▶ **DATA ENTRIES**:
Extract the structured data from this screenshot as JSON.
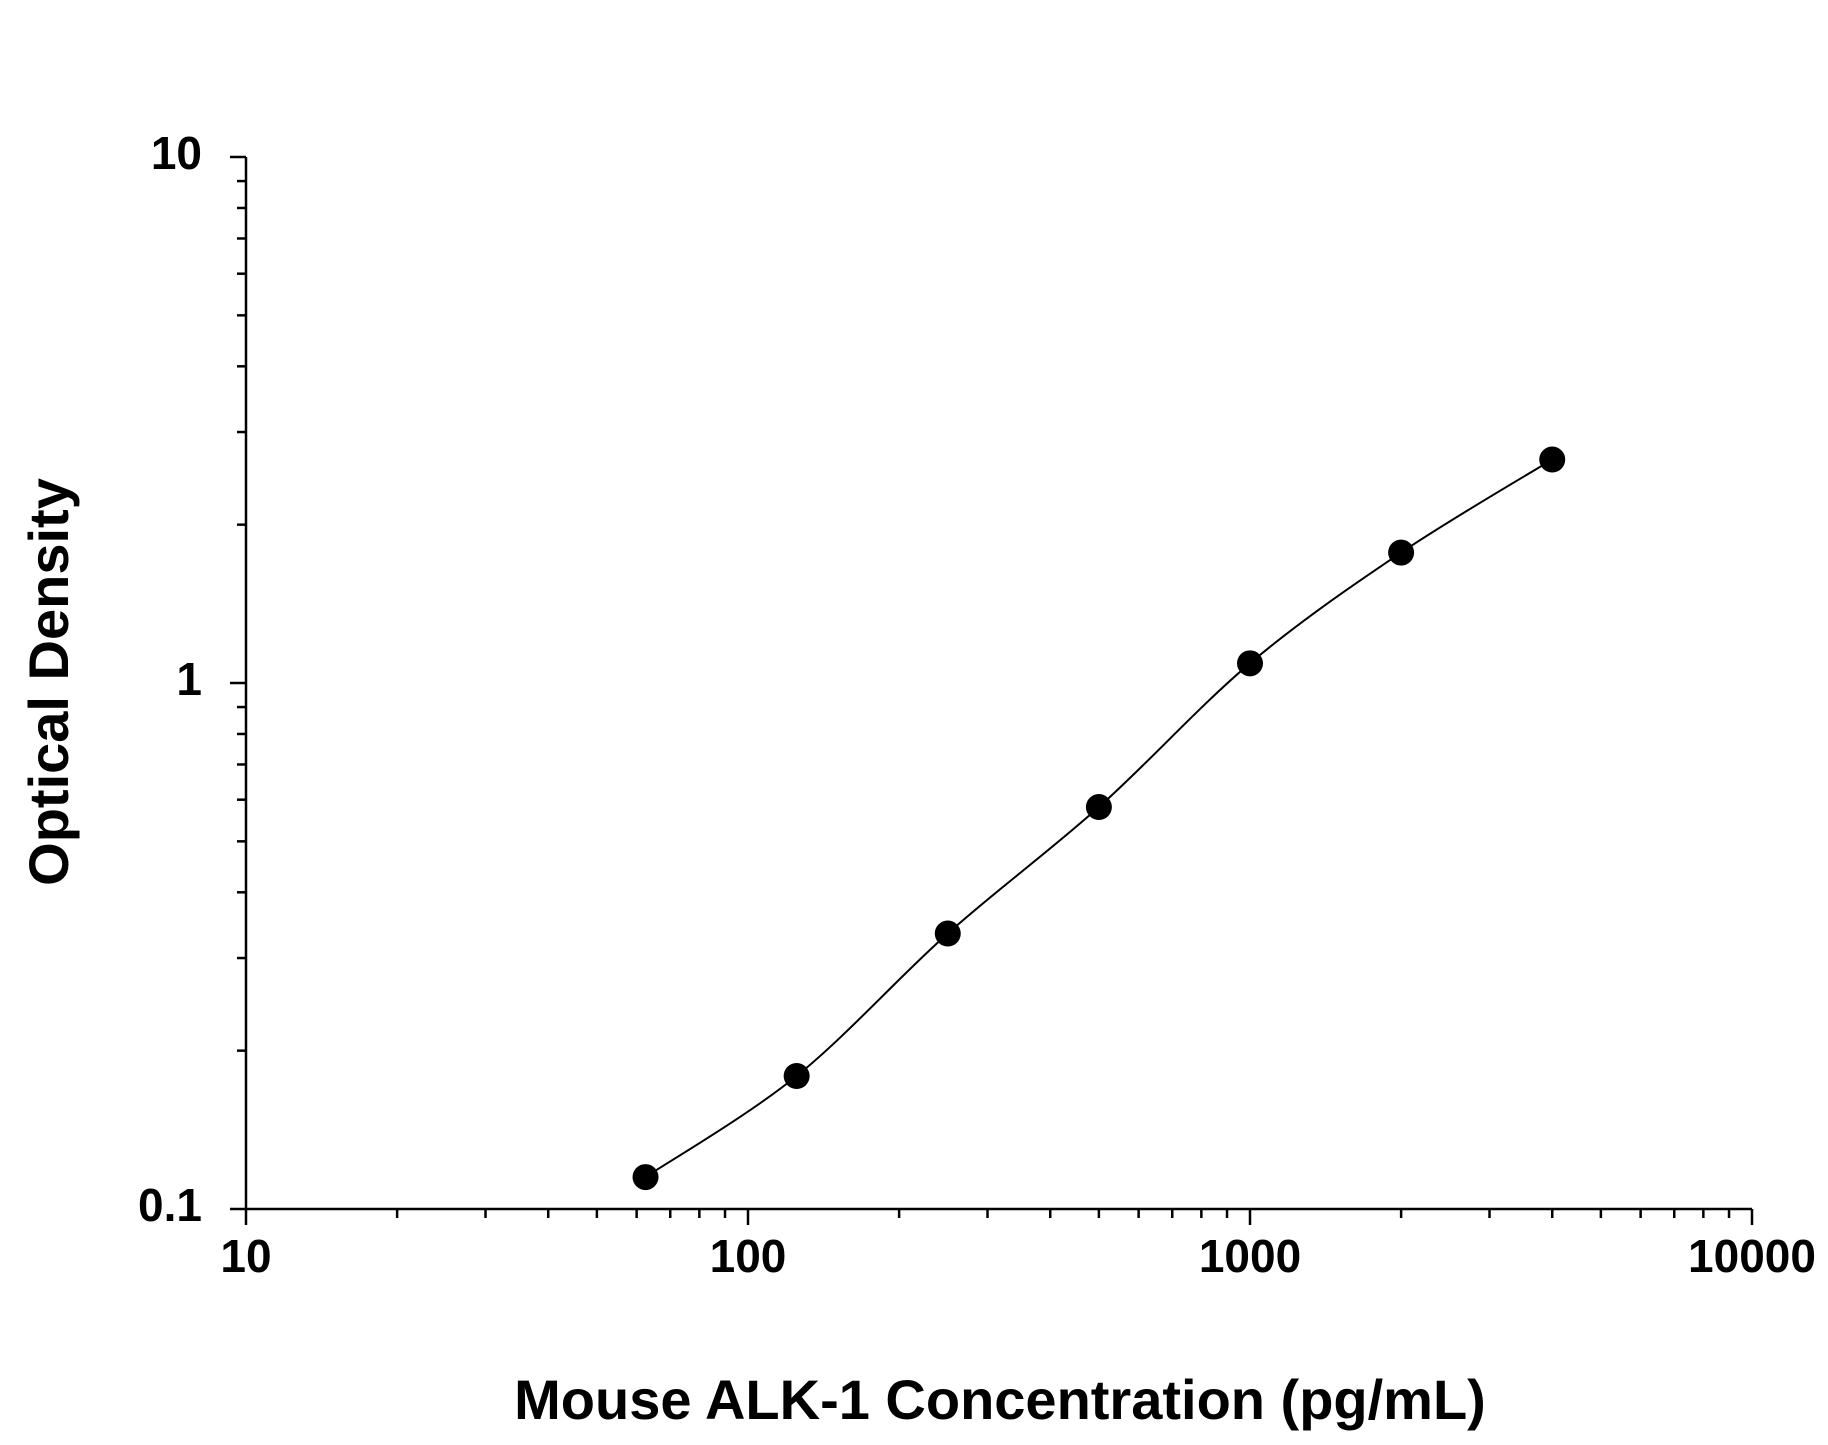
{
  "chart_data": {
    "type": "scatter",
    "xlabel": "Mouse ALK-1 Concentration (pg/mL)",
    "ylabel": "Optical Density",
    "x": [
      62.5,
      125,
      250,
      500,
      1000,
      2000,
      4000
    ],
    "series": [
      {
        "name": "Optical Density",
        "color": "#000000",
        "values": [
          0.115,
          0.179,
          0.334,
          0.581,
          1.09,
          1.77,
          2.66
        ]
      }
    ],
    "xlim": [
      10,
      10000
    ],
    "xticks": [
      10,
      100,
      1000,
      10000
    ],
    "ylim": [
      0.1,
      10
    ],
    "yticks": [
      0.1,
      1,
      10
    ],
    "xscale": "log",
    "yscale": "log",
    "minor_ticks": true,
    "curve": true
  }
}
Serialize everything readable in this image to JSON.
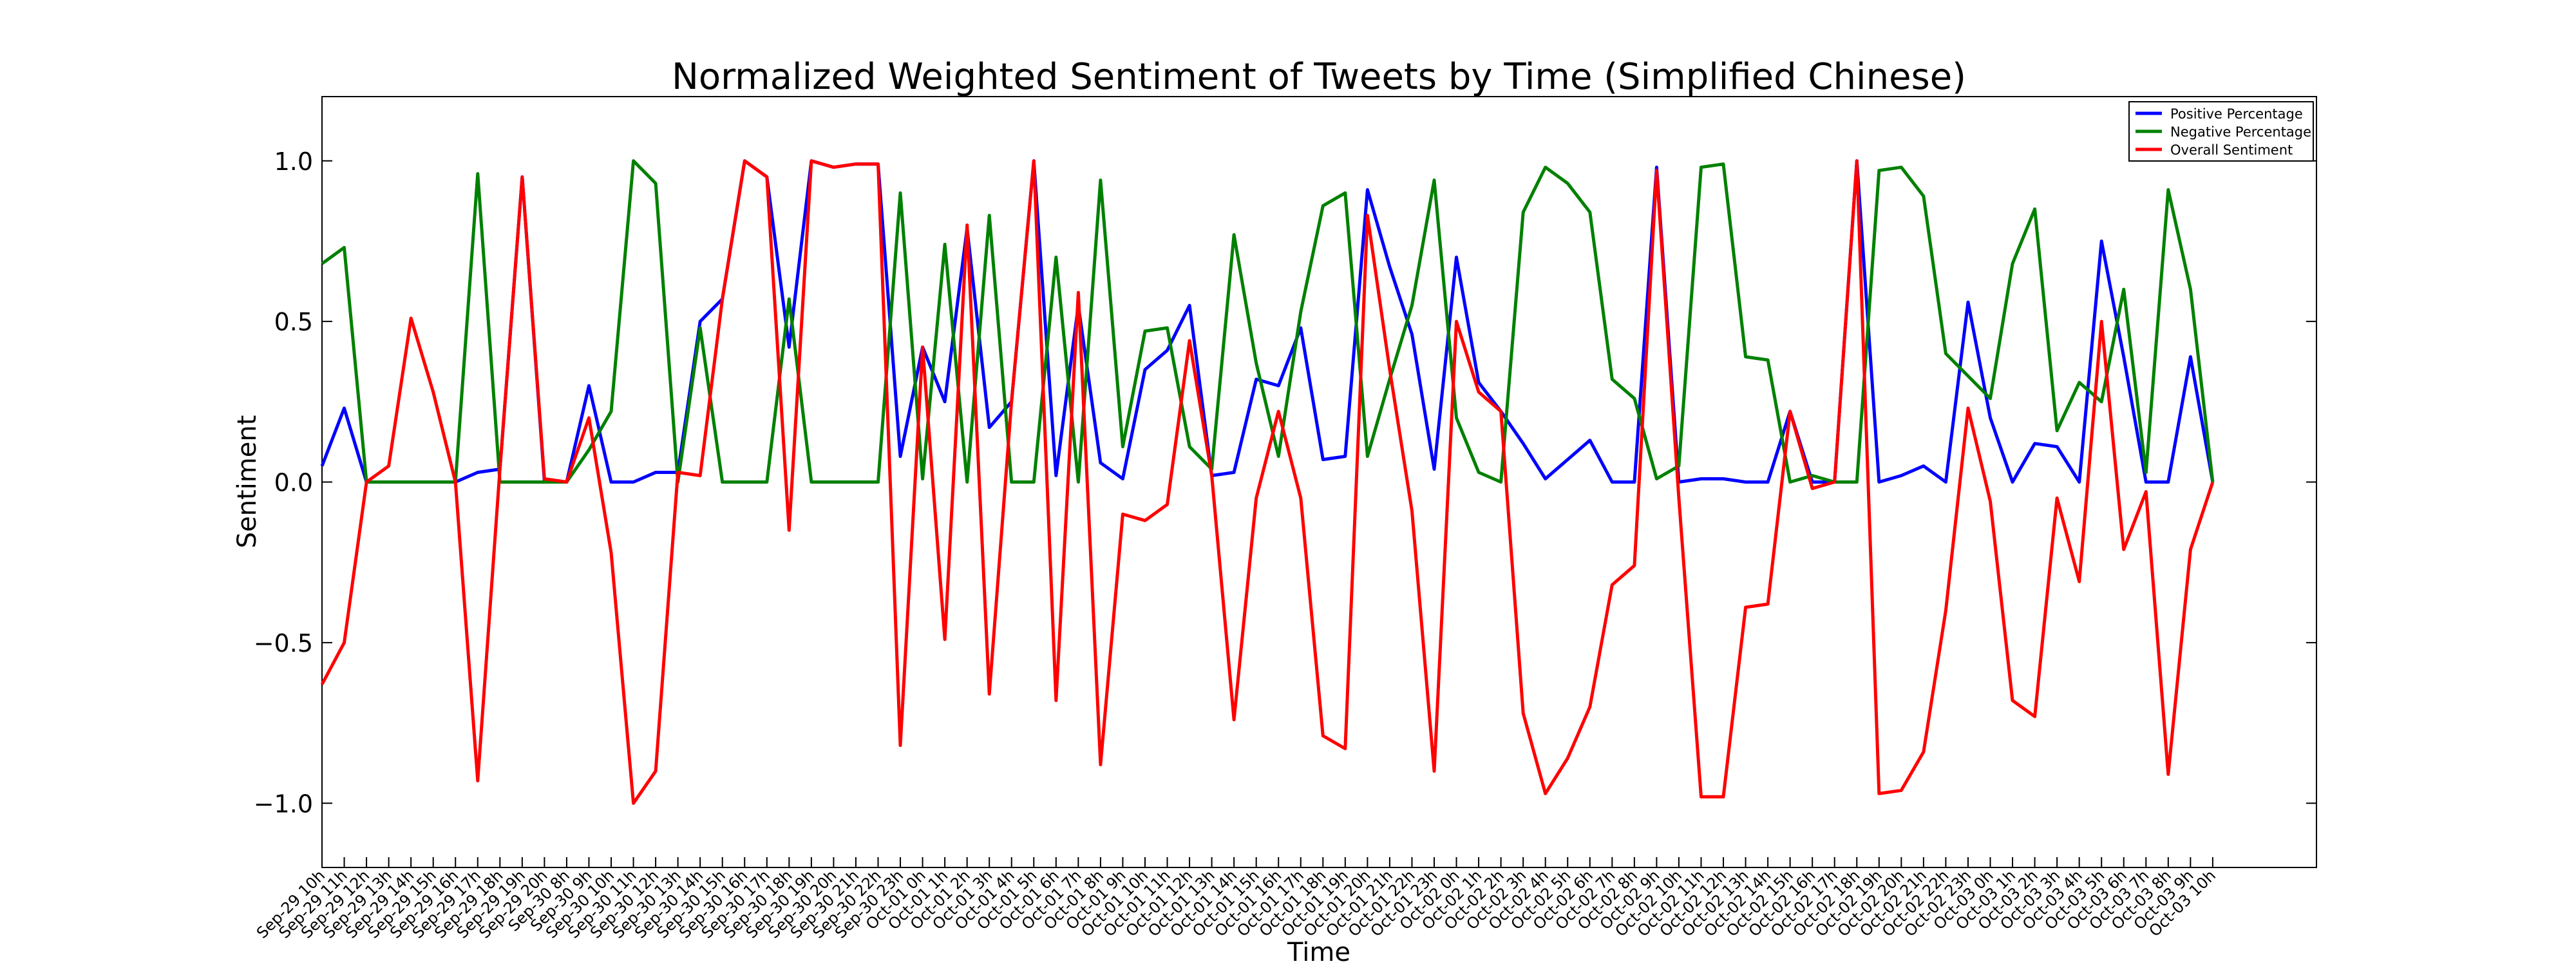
{
  "chart_data": {
    "type": "line",
    "title": "Normalized Weighted Sentiment of Tweets by Time (Simplified Chinese)",
    "x_label": "Time",
    "y_label": "Sentiment",
    "categories": [
      "Sep-29 10h",
      "Sep-29 11h",
      "Sep-29 12h",
      "Sep-29 13h",
      "Sep-29 14h",
      "Sep-29 15h",
      "Sep-29 16h",
      "Sep-29 17h",
      "Sep-29 18h",
      "Sep-29 19h",
      "Sep-29 20h",
      "Sep-30 8h",
      "Sep-30 9h",
      "Sep-30 10h",
      "Sep-30 11h",
      "Sep-30 12h",
      "Sep-30 13h",
      "Sep-30 14h",
      "Sep-30 15h",
      "Sep-30 16h",
      "Sep-30 17h",
      "Sep-30 18h",
      "Sep-30 19h",
      "Sep-30 20h",
      "Sep-30 21h",
      "Sep-30 22h",
      "Sep-30 23h",
      "Oct-01 0h",
      "Oct-01 1h",
      "Oct-01 2h",
      "Oct-01 3h",
      "Oct-01 4h",
      "Oct-01 5h",
      "Oct-01 6h",
      "Oct-01 7h",
      "Oct-01 8h",
      "Oct-01 9h",
      "Oct-01 10h",
      "Oct-01 11h",
      "Oct-01 12h",
      "Oct-01 13h",
      "Oct-01 14h",
      "Oct-01 15h",
      "Oct-01 16h",
      "Oct-01 17h",
      "Oct-01 18h",
      "Oct-01 19h",
      "Oct-01 20h",
      "Oct-01 21h",
      "Oct-01 22h",
      "Oct-01 23h",
      "Oct-02 0h",
      "Oct-02 1h",
      "Oct-02 2h",
      "Oct-02 3h",
      "Oct-02 4h",
      "Oct-02 5h",
      "Oct-02 6h",
      "Oct-02 7h",
      "Oct-02 8h",
      "Oct-02 9h",
      "Oct-02 10h",
      "Oct-02 11h",
      "Oct-02 12h",
      "Oct-02 13h",
      "Oct-02 14h",
      "Oct-02 15h",
      "Oct-02 16h",
      "Oct-02 17h",
      "Oct-02 18h",
      "Oct-02 19h",
      "Oct-02 20h",
      "Oct-02 21h",
      "Oct-02 22h",
      "Oct-02 23h",
      "Oct-03 0h",
      "Oct-03 1h",
      "Oct-03 2h",
      "Oct-03 3h",
      "Oct-03 4h",
      "Oct-03 5h",
      "Oct-03 6h",
      "Oct-03 7h",
      "Oct-03 8h",
      "Oct-03 9h",
      "Oct-03 10h"
    ],
    "series": [
      {
        "name": "Positive Percentage",
        "color": "#0000ff",
        "values": [
          0.05,
          0.23,
          0,
          0,
          0,
          0,
          0,
          0.03,
          0.04,
          0.95,
          0,
          0,
          0.3,
          0,
          0,
          0.03,
          0.03,
          0.5,
          0.57,
          1.0,
          0.95,
          0.42,
          1.0,
          0.98,
          0.99,
          0.99,
          0.08,
          0.42,
          0.25,
          0.79,
          0.17,
          0.25,
          1.0,
          0.02,
          0.55,
          0.06,
          0.01,
          0.35,
          0.41,
          0.55,
          0.02,
          0.03,
          0.32,
          0.3,
          0.48,
          0.07,
          0.08,
          0.91,
          0.67,
          0.46,
          0.04,
          0.7,
          0.31,
          0.22,
          0.12,
          0.01,
          0.07,
          0.13,
          0,
          0,
          0.98,
          0,
          0.01,
          0.01,
          0,
          0,
          0.22,
          0,
          0,
          1.0,
          0,
          0.02,
          0.05,
          0,
          0.56,
          0.2,
          0,
          0.12,
          0.11,
          0,
          0.75,
          0.39,
          0,
          0,
          0.39,
          0
        ]
      },
      {
        "name": "Negative Percentage",
        "color": "#008000",
        "values": [
          0.68,
          0.73,
          0,
          0,
          0,
          0,
          0,
          0.96,
          0,
          0,
          0,
          0,
          0.1,
          0.22,
          1.0,
          0.93,
          0,
          0.48,
          0,
          0,
          0,
          0.57,
          0,
          0,
          0,
          0,
          0.9,
          0.01,
          0.74,
          0,
          0.83,
          0,
          0,
          0.7,
          0,
          0.94,
          0.11,
          0.47,
          0.48,
          0.11,
          0.04,
          0.77,
          0.37,
          0.08,
          0.53,
          0.86,
          0.9,
          0.08,
          0.32,
          0.55,
          0.94,
          0.2,
          0.03,
          0,
          0.84,
          0.98,
          0.93,
          0.84,
          0.32,
          0.26,
          0.01,
          0.05,
          0.98,
          0.99,
          0.39,
          0.38,
          0,
          0.02,
          0,
          0,
          0.97,
          0.98,
          0.89,
          0.4,
          0.33,
          0.26,
          0.68,
          0.85,
          0.16,
          0.31,
          0.25,
          0.6,
          0.03,
          0.91,
          0.6,
          0
        ]
      },
      {
        "name": "Overall Sentiment",
        "color": "#ff0000",
        "values": [
          -0.63,
          -0.5,
          0,
          0.05,
          0.51,
          0.28,
          0,
          -0.93,
          0.04,
          0.95,
          0.01,
          0,
          0.2,
          -0.22,
          -1.0,
          -0.9,
          0.03,
          0.02,
          0.57,
          1.0,
          0.95,
          -0.15,
          1.0,
          0.98,
          0.99,
          0.99,
          -0.82,
          0.42,
          -0.49,
          0.8,
          -0.66,
          0.25,
          1.0,
          -0.68,
          0.59,
          -0.88,
          -0.1,
          -0.12,
          -0.07,
          0.44,
          0.02,
          -0.74,
          -0.05,
          0.22,
          -0.05,
          -0.79,
          -0.83,
          0.83,
          0.35,
          -0.09,
          -0.9,
          0.5,
          0.28,
          0.22,
          -0.72,
          -0.97,
          -0.86,
          -0.7,
          -0.32,
          -0.26,
          0.97,
          -0.05,
          -0.98,
          -0.98,
          -0.39,
          -0.38,
          0.22,
          -0.02,
          0,
          1.0,
          -0.97,
          -0.96,
          -0.84,
          -0.4,
          0.23,
          -0.06,
          -0.68,
          -0.73,
          -0.05,
          -0.31,
          0.5,
          -0.21,
          -0.03,
          -0.91,
          -0.21,
          0
        ]
      }
    ],
    "ylim": [
      -1.2,
      1.2
    ],
    "yticks": [
      {
        "value": -1.0,
        "label": "−1.0"
      },
      {
        "value": -0.5,
        "label": "−0.5"
      },
      {
        "value": 0.0,
        "label": "0.0"
      },
      {
        "value": 0.5,
        "label": "0.5"
      },
      {
        "value": 1.0,
        "label": "1.0"
      }
    ],
    "grid": false,
    "legend": "upper right"
  }
}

▶ **PROBLEM TO SOLVE**: Repeat the material above verbatim. Leave the pictures behind.

▶ **ANSWER TO THIS PROBLEM**:
Extract the structured data from this screenshot as JSON.
{
  "chart_data": {
    "type": "scatter",
    "xlabel": "Mouse ALK-1 Concentration (pg/mL)",
    "ylabel": "Optical Density",
    "x": [
      62.5,
      125,
      250,
      500,
      1000,
      2000,
      4000
    ],
    "series": [
      {
        "name": "Optical Density",
        "color": "#000000",
        "values": [
          0.115,
          0.179,
          0.334,
          0.581,
          1.09,
          1.77,
          2.66
        ]
      }
    ],
    "xlim": [
      10,
      10000
    ],
    "xticks": [
      10,
      100,
      1000,
      10000
    ],
    "ylim": [
      0.1,
      10
    ],
    "yticks": [
      0.1,
      1,
      10
    ],
    "xscale": "log",
    "yscale": "log",
    "minor_ticks": true,
    "curve": true
  }
}
Serialize everything readable in this image to JSON.
{
  "chart_data": {
    "type": "line",
    "title": "Normalized Weighted Sentiment of Tweets by Time (Simplified Chinese)",
    "x_label": "Time",
    "y_label": "Sentiment",
    "categories": [
      "Sep-29 10h",
      "Sep-29 11h",
      "Sep-29 12h",
      "Sep-29 13h",
      "Sep-29 14h",
      "Sep-29 15h",
      "Sep-29 16h",
      "Sep-29 17h",
      "Sep-29 18h",
      "Sep-29 19h",
      "Sep-29 20h",
      "Sep-30 8h",
      "Sep-30 9h",
      "Sep-30 10h",
      "Sep-30 11h",
      "Sep-30 12h",
      "Sep-30 13h",
      "Sep-30 14h",
      "Sep-30 15h",
      "Sep-30 16h",
      "Sep-30 17h",
      "Sep-30 18h",
      "Sep-30 19h",
      "Sep-30 20h",
      "Sep-30 21h",
      "Sep-30 22h",
      "Sep-30 23h",
      "Oct-01 0h",
      "Oct-01 1h",
      "Oct-01 2h",
      "Oct-01 3h",
      "Oct-01 4h",
      "Oct-01 5h",
      "Oct-01 6h",
      "Oct-01 7h",
      "Oct-01 8h",
      "Oct-01 9h",
      "Oct-01 10h",
      "Oct-01 11h",
      "Oct-01 12h",
      "Oct-01 13h",
      "Oct-01 14h",
      "Oct-01 15h",
      "Oct-01 16h",
      "Oct-01 17h",
      "Oct-01 18h",
      "Oct-01 19h",
      "Oct-01 20h",
      "Oct-01 21h",
      "Oct-01 22h",
      "Oct-01 23h",
      "Oct-02 0h",
      "Oct-02 1h",
      "Oct-02 2h",
      "Oct-02 3h",
      "Oct-02 4h",
      "Oct-02 5h",
      "Oct-02 6h",
      "Oct-02 7h",
      "Oct-02 8h",
      "Oct-02 9h",
      "Oct-02 10h",
      "Oct-02 11h",
      "Oct-02 12h",
      "Oct-02 13h",
      "Oct-02 14h",
      "Oct-02 15h",
      "Oct-02 16h",
      "Oct-02 17h",
      "Oct-02 18h",
      "Oct-02 19h",
      "Oct-02 20h",
      "Oct-02 21h",
      "Oct-02 22h",
      "Oct-02 23h",
      "Oct-03 0h",
      "Oct-03 1h",
      "Oct-03 2h",
      "Oct-03 3h",
      "Oct-03 4h",
      "Oct-03 5h",
      "Oct-03 6h",
      "Oct-03 7h",
      "Oct-03 8h",
      "Oct-03 9h",
      "Oct-03 10h"
    ],
    "series": [
      {
        "name": "Positive Percentage",
        "color": "#0000ff",
        "values": [
          0.05,
          0.23,
          0,
          0,
          0,
          0,
          0,
          0.03,
          0.04,
          0.95,
          0,
          0,
          0.3,
          0,
          0,
          0.03,
          0.03,
          0.5,
          0.57,
          1.0,
          0.95,
          0.42,
          1.0,
          0.98,
          0.99,
          0.99,
          0.08,
          0.42,
          0.25,
          0.79,
          0.17,
          0.25,
          1.0,
          0.02,
          0.55,
          0.06,
          0.01,
          0.35,
          0.41,
          0.55,
          0.02,
          0.03,
          0.32,
          0.3,
          0.48,
          0.07,
          0.08,
          0.91,
          0.67,
          0.46,
          0.04,
          0.7,
          0.31,
          0.22,
          0.12,
          0.01,
          0.07,
          0.13,
          0,
          0,
          0.98,
          0,
          0.01,
          0.01,
          0,
          0,
          0.22,
          0,
          0,
          1.0,
          0,
          0.02,
          0.05,
          0,
          0.56,
          0.2,
          0,
          0.12,
          0.11,
          0,
          0.75,
          0.39,
          0,
          0,
          0.39,
          0
        ]
      },
      {
        "name": "Negative Percentage",
        "color": "#008000",
        "values": [
          0.68,
          0.73,
          0,
          0,
          0,
          0,
          0,
          0.96,
          0,
          0,
          0,
          0,
          0.1,
          0.22,
          1.0,
          0.93,
          0,
          0.48,
          0,
          0,
          0,
          0.57,
          0,
          0,
          0,
          0,
          0.9,
          0.01,
          0.74,
          0,
          0.83,
          0,
          0,
          0.7,
          0,
          0.94,
          0.11,
          0.47,
          0.48,
          0.11,
          0.04,
          0.77,
          0.37,
          0.08,
          0.53,
          0.86,
          0.9,
          0.08,
          0.32,
          0.55,
          0.94,
          0.2,
          0.03,
          0,
          0.84,
          0.98,
          0.93,
          0.84,
          0.32,
          0.26,
          0.01,
          0.05,
          0.98,
          0.99,
          0.39,
          0.38,
          0,
          0.02,
          0,
          0,
          0.97,
          0.98,
          0.89,
          0.4,
          0.33,
          0.26,
          0.68,
          0.85,
          0.16,
          0.31,
          0.25,
          0.6,
          0.03,
          0.91,
          0.6,
          0
        ]
      },
      {
        "name": "Overall Sentiment",
        "color": "#ff0000",
        "values": [
          -0.63,
          -0.5,
          0,
          0.05,
          0.51,
          0.28,
          0,
          -0.93,
          0.04,
          0.95,
          0.01,
          0,
          0.2,
          -0.22,
          -1.0,
          -0.9,
          0.03,
          0.02,
          0.57,
          1.0,
          0.95,
          -0.15,
          1.0,
          0.98,
          0.99,
          0.99,
          -0.82,
          0.42,
          -0.49,
          0.8,
          -0.66,
          0.25,
          1.0,
          -0.68,
          0.59,
          -0.88,
          -0.1,
          -0.12,
          -0.07,
          0.44,
          0.02,
          -0.74,
          -0.05,
          0.22,
          -0.05,
          -0.79,
          -0.83,
          0.83,
          0.35,
          -0.09,
          -0.9,
          0.5,
          0.28,
          0.22,
          -0.72,
          -0.97,
          -0.86,
          -0.7,
          -0.32,
          -0.26,
          0.97,
          -0.05,
          -0.98,
          -0.98,
          -0.39,
          -0.38,
          0.22,
          -0.02,
          0,
          1.0,
          -0.97,
          -0.96,
          -0.84,
          -0.4,
          0.23,
          -0.06,
          -0.68,
          -0.73,
          -0.05,
          -0.31,
          0.5,
          -0.21,
          -0.03,
          -0.91,
          -0.21,
          0
        ]
      }
    ],
    "ylim": [
      -1.2,
      1.2
    ],
    "yticks": [
      {
        "value": -1.0,
        "label": "−1.0"
      },
      {
        "value": -0.5,
        "label": "−0.5"
      },
      {
        "value": 0.0,
        "label": "0.0"
      },
      {
        "value": 0.5,
        "label": "0.5"
      },
      {
        "value": 1.0,
        "label": "1.0"
      }
    ],
    "grid": false,
    "legend": "upper right"
  }
}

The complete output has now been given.